-- WRITTEN INSTRUCTION --
Extract every entry word for word. Skip the pictures.

-- DATA FOR THIS EXERCISE --
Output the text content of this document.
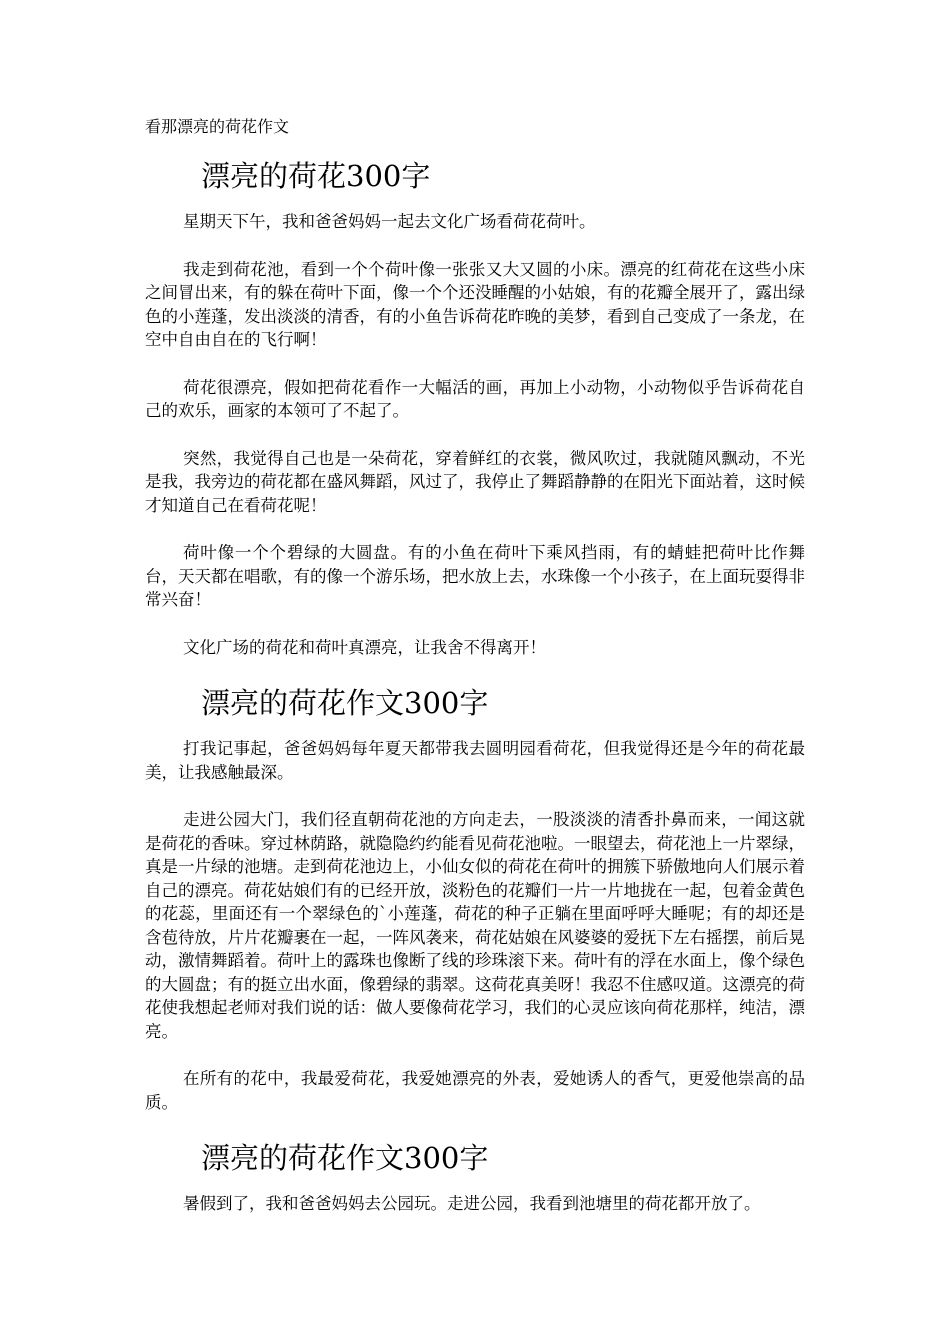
看那漂亮的荷花作文
漂亮的荷花300字

星期天下午，我和爸爸妈妈一起去文化广场看荷花荷叶。

我走到荷花池，看到一个个荷叶像一张张又大又圆的小床。漂亮的红荷花在这些小床之间冒出来，有的躲在荷叶下面，像一个个还没睡醒的小姑娘，有的花瓣全展开了，露出绿色的小莲蓬，发出淡淡的清香，有的小鱼告诉荷花昨晚的美梦，看到自己变成了一条龙，在空中自由自在的飞行啊！

荷花很漂亮，假如把荷花看作一大幅活的画，再加上小动物，小动物似乎告诉荷花自己的欢乐，画家的本领可了不起了。

突然，我觉得自己也是一朵荷花，穿着鲜红的衣裳，微风吹过，我就随风飘动，不光是我，我旁边的荷花都在盛风舞蹈，风过了，我停止了舞蹈静静的在阳光下面站着，这时候才知道自己在看荷花呢！

荷叶像一个个碧绿的大圆盘。有的小鱼在荷叶下乘风挡雨，有的蜻蛙把荷叶比作舞台，天天都在唱歌，有的像一个游乐场，把水放上去，水珠像一个小孩子，在上面玩耍得非常兴奋！

文化广场的荷花和荷叶真漂亮，让我舍不得离开！

漂亮的荷花作文300字

打我记事起，爸爸妈妈每年夏天都带我去圆明园看荷花，但我觉得还是今年的荷花最美，让我感触最深。

走进公园大门，我们径直朝荷花池的方向走去，一股淡淡的清香扑鼻而来，一闻这就是荷花的香味。穿过林荫路，就隐隐约约能看见荷花池啦。一眼望去，荷花池上一片翠绿，真是一片绿的池塘。走到荷花池边上，小仙女似的荷花在荷叶的拥簇下骄傲地向人们展示着自己的漂亮。荷花姑娘们有的已经开放，淡粉色的花瓣们一片一片地拢在一起，包着金黄色的花蕊，里面还有一个翠绿色的`小莲蓬，荷花的种子正躺在里面呼呼大睡呢；有的却还是含苞待放，片片花瓣裹在一起，一阵风袭来，荷花姑娘在风婆婆的爱抚下左右摇摆，前后晃动，激情舞蹈着。荷叶上的露珠也像断了线的珍珠滚下来。荷叶有的浮在水面上，像个绿色的大圆盘；有的挺立出水面，像碧绿的翡翠。这荷花真美呀！我忍不住感叹道。这漂亮的荷花使我想起老师对我们说的话：做人要像荷花学习，我们的心灵应该向荷花那样，纯洁，漂亮。

在所有的花中，我最爱荷花，我爱她漂亮的外表，爱她诱人的香气，更爱他崇高的品质。

漂亮的荷花作文300字

暑假到了，我和爸爸妈妈去公园玩。走进公园，我看到池塘里的荷花都开放了。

-- REPLY --
Output the text content of this document.
看那漂亮的荷花作文
漂亮的荷花300字

星期天下午，我和爸爸妈妈一起去文化广场看荷花荷叶。

我走到荷花池，看到一个个荷叶像一张张又大又圆的小床。漂亮的红荷花在这些小床之间冒出来，有的躲在荷叶下面，像一个个还没睡醒的小姑娘，有的花瓣全展开了，露出绿色的小莲蓬，发出淡淡的清香，有的小鱼告诉荷花昨晚的美梦，看到自己变成了一条龙，在空中自由自在的飞行啊！

荷花很漂亮，假如把荷花看作一大幅活的画，再加上小动物，小动物似乎告诉荷花自己的欢乐，画家的本领可了不起了。

突然，我觉得自己也是一朵荷花，穿着鲜红的衣裳，微风吹过，我就随风飘动，不光是我，我旁边的荷花都在盛风舞蹈，风过了，我停止了舞蹈静静的在阳光下面站着，这时候才知道自己在看荷花呢！

荷叶像一个个碧绿的大圆盘。有的小鱼在荷叶下乘风挡雨，有的蜻蛙把荷叶比作舞台，天天都在唱歌，有的像一个游乐场，把水放上去，水珠像一个小孩子，在上面玩耍得非常兴奋！

文化广场的荷花和荷叶真漂亮，让我舍不得离开！

漂亮的荷花作文300字

打我记事起，爸爸妈妈每年夏天都带我去圆明园看荷花，但我觉得还是今年的荷花最美，让我感触最深。

走进公园大门，我们径直朝荷花池的方向走去，一股淡淡的清香扑鼻而来，一闻这就是荷花的香味。穿过林荫路，就隐隐约约能看见荷花池啦。一眼望去，荷花池上一片翠绿，真是一片绿的池塘。走到荷花池边上，小仙女似的荷花在荷叶的拥簇下骄傲地向人们展示着自己的漂亮。荷花姑娘们有的已经开放，淡粉色的花瓣们一片一片地拢在一起，包着金黄色的花蕊，里面还有一个翠绿色的`小莲蓬，荷花的种子正躺在里面呼呼大睡呢；有的却还是含苞待放，片片花瓣裹在一起，一阵风袭来，荷花姑娘在风婆婆的爱抚下左右摇摆，前后晃动，激情舞蹈着。荷叶上的露珠也像断了线的珍珠滚下来。荷叶有的浮在水面上，像个绿色的大圆盘；有的挺立出水面，像碧绿的翡翠。这荷花真美呀！我忍不住感叹道。这漂亮的荷花使我想起老师对我们说的话：做人要像荷花学习，我们的心灵应该向荷花那样，纯洁，漂亮。

在所有的花中，我最爱荷花，我爱她漂亮的外表，爱她诱人的香气，更爱他崇高的品质。

漂亮的荷花作文300字

暑假到了，我和爸爸妈妈去公园玩。走进公园，我看到池塘里的荷花都开放了。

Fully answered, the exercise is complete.